### Source data

┌──

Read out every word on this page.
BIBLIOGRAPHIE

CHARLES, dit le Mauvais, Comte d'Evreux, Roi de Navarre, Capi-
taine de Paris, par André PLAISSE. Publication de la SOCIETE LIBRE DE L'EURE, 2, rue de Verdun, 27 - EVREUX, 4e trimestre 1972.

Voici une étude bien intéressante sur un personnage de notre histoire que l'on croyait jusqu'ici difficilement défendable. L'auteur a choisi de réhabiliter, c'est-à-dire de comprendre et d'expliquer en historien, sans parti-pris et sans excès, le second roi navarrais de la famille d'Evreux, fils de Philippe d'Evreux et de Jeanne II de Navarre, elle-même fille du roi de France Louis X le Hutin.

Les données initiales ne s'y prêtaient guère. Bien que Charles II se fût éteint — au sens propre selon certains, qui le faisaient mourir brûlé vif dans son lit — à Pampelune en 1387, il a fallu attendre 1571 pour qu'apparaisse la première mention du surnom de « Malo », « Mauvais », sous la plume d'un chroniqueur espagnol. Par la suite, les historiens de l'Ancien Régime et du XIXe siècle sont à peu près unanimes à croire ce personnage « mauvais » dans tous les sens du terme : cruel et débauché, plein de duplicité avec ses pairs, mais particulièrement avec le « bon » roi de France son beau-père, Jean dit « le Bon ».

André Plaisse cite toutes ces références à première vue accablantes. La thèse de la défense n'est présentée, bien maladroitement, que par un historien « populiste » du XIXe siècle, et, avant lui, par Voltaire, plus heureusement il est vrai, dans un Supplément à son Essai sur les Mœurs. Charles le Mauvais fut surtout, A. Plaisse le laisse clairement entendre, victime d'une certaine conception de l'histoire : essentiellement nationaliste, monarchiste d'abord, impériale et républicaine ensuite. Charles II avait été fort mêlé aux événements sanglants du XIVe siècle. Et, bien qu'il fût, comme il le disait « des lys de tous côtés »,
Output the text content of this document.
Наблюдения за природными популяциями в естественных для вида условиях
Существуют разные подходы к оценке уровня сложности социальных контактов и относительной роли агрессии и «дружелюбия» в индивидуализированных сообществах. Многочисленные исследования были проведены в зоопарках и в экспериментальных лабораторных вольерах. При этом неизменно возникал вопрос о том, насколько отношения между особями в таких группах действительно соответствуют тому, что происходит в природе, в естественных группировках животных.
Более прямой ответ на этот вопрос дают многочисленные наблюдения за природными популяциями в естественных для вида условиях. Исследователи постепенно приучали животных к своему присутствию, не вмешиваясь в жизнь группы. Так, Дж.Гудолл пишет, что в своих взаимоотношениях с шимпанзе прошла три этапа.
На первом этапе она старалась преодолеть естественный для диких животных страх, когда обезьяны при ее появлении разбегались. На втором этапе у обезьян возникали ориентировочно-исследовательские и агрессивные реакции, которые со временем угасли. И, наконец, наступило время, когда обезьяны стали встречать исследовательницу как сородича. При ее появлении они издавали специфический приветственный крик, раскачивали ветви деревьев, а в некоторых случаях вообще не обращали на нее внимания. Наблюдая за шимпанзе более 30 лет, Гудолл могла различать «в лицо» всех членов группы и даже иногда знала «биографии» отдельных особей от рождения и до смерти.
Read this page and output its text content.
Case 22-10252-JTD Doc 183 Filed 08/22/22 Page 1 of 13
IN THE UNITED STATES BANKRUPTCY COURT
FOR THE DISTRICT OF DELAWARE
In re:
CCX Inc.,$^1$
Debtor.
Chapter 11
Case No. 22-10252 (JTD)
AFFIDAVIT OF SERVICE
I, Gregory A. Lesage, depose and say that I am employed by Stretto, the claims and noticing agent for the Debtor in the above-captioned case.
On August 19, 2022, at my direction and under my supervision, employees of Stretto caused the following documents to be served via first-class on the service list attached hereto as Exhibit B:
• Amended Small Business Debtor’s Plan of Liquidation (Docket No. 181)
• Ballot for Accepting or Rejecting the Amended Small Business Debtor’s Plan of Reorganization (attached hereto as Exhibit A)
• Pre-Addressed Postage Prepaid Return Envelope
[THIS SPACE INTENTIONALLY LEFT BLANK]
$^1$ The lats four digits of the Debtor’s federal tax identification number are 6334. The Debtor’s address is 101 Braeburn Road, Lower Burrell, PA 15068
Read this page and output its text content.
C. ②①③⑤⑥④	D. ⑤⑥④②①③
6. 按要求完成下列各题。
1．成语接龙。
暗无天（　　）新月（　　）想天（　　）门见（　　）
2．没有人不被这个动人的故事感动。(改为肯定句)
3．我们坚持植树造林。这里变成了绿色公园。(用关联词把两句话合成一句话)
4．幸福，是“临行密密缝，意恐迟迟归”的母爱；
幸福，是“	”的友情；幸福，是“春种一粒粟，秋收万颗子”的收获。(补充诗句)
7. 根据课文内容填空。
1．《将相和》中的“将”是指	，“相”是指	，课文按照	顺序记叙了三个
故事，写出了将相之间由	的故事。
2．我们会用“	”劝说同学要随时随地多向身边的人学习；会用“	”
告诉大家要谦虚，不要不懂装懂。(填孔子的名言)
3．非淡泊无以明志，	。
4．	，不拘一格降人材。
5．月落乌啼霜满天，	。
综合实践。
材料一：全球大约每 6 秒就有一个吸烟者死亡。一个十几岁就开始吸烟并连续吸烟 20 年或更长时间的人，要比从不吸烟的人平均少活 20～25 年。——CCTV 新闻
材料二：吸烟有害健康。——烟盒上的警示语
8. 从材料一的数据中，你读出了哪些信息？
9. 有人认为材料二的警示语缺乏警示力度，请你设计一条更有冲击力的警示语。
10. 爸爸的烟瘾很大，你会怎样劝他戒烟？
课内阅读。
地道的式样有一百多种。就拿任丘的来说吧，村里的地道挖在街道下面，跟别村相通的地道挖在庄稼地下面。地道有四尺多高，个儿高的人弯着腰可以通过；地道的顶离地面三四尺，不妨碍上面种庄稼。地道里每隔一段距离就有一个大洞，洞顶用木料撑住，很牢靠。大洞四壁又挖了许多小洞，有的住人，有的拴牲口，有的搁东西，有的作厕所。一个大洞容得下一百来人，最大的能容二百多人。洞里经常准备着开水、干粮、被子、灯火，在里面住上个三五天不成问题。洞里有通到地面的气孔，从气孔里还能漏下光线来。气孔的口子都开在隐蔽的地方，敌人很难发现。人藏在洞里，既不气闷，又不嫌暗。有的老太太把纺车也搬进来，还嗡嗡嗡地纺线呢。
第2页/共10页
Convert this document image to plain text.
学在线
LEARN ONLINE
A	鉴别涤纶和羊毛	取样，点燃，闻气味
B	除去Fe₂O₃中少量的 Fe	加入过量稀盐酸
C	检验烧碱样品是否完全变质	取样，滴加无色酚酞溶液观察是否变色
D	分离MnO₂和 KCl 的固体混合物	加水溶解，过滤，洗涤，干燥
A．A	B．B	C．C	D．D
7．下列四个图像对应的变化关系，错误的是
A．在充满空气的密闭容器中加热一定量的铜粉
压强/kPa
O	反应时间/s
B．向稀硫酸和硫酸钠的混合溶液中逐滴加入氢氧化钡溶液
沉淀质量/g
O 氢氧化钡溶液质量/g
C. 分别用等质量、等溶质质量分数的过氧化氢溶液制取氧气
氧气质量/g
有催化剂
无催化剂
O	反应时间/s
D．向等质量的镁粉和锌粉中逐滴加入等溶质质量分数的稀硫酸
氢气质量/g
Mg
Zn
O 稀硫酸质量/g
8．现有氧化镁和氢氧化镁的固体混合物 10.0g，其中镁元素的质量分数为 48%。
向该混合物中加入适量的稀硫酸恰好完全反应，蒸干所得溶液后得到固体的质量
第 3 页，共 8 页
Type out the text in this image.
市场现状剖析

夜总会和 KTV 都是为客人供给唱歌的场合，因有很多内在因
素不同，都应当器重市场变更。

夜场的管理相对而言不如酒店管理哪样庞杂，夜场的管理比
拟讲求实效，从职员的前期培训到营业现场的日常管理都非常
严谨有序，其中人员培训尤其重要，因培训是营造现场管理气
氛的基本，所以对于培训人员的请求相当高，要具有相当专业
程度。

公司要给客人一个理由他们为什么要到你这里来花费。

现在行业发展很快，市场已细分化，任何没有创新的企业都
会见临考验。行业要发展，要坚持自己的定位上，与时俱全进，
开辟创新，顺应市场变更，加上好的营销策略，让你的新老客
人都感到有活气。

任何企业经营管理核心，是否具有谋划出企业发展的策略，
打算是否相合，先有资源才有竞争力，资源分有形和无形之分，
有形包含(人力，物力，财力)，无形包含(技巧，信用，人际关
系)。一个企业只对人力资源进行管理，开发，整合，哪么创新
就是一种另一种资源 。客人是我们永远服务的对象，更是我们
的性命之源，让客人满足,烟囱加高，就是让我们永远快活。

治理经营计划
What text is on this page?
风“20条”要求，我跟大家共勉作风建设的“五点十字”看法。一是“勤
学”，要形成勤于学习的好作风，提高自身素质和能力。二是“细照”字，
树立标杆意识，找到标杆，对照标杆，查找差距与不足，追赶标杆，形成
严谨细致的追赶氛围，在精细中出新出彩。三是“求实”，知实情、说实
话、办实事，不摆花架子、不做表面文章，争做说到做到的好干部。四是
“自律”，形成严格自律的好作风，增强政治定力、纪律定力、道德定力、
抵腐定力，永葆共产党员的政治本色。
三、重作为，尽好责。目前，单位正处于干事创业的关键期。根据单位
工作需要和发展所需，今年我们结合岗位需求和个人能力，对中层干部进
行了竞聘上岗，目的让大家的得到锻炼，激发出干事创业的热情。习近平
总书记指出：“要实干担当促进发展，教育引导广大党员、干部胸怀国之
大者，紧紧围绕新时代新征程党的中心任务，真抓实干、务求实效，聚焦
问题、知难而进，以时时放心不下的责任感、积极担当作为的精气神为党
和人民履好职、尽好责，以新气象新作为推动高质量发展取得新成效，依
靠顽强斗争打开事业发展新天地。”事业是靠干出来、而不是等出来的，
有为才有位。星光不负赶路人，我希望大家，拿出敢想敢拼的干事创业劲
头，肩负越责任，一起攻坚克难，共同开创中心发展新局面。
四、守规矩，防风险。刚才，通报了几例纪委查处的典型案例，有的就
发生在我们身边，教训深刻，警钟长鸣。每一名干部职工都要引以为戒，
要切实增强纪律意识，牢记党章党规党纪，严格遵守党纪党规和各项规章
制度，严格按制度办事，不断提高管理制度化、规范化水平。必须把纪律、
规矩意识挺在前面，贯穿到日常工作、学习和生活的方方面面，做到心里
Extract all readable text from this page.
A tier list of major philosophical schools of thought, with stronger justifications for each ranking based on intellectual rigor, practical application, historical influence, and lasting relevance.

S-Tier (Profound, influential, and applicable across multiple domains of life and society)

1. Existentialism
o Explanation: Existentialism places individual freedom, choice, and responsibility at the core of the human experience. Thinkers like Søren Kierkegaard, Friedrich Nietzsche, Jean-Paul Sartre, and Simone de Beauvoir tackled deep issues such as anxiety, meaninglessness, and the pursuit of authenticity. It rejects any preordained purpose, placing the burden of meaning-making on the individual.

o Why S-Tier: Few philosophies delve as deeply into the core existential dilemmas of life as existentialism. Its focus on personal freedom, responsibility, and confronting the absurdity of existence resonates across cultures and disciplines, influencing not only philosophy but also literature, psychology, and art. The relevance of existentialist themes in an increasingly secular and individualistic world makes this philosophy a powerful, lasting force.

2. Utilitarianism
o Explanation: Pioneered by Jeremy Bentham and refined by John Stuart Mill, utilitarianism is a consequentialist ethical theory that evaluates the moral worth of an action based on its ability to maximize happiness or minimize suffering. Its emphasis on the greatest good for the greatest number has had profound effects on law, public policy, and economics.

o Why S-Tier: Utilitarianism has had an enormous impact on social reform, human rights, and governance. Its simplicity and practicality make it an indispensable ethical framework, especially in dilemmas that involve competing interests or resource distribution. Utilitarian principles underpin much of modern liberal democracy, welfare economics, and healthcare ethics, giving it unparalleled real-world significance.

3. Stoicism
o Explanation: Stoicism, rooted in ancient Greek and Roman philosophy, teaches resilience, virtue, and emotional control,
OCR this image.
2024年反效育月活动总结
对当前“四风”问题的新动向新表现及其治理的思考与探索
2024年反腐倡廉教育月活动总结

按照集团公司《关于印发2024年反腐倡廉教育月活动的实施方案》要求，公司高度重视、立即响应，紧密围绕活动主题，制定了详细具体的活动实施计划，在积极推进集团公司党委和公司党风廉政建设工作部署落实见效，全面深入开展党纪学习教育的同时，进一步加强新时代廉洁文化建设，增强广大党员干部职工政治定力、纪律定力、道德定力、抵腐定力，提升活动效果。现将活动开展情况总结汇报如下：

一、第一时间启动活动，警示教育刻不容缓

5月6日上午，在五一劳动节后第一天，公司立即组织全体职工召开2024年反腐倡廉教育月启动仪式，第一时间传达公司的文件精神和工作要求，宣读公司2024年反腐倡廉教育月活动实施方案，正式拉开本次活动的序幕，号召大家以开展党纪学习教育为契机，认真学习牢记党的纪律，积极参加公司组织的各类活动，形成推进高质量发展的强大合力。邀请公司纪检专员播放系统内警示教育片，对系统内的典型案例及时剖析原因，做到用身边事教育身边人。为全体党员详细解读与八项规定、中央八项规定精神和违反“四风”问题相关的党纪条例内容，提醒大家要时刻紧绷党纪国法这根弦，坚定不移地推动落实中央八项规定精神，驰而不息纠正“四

└──

### What to produce
Beginning at the line containing "OCR this image.", repeat each line exactly through the last line of the entries, and include no other lines.

### Result for this task
OCR this image.
2024年反效育月活动总结
对当前“四风”问题的新动向新表现及其治理的思考与探索
2024年反腐倡廉教育月活动总结

按照集团公司《关于印发2024年反腐倡廉教育月活动的实施方案》要求，公司高度重视、立即响应，紧密围绕活动主题，制定了详细具体的活动实施计划，在积极推进集团公司党委和公司党风廉政建设工作部署落实见效，全面深入开展党纪学习教育的同时，进一步加强新时代廉洁文化建设，增强广大党员干部职工政治定力、纪律定力、道德定力、抵腐定力，提升活动效果。现将活动开展情况总结汇报如下：

一、第一时间启动活动，警示教育刻不容缓

5月6日上午，在五一劳动节后第一天，公司立即组织全体职工召开2024年反腐倡廉教育月启动仪式，第一时间传达公司的文件精神和工作要求，宣读公司2024年反腐倡廉教育月活动实施方案，正式拉开本次活动的序幕，号召大家以开展党纪学习教育为契机，认真学习牢记党的纪律，积极参加公司组织的各类活动，形成推进高质量发展的强大合力。邀请公司纪检专员播放系统内警示教育片，对系统内的典型案例及时剖析原因，做到用身边事教育身边人。为全体党员详细解读与八项规定、中央八项规定精神和违反“四风”问题相关的党纪条例内容，提醒大家要时刻紧绷党纪国法这根弦，坚定不移地推动落实中央八项规定精神，驰而不息纠正“四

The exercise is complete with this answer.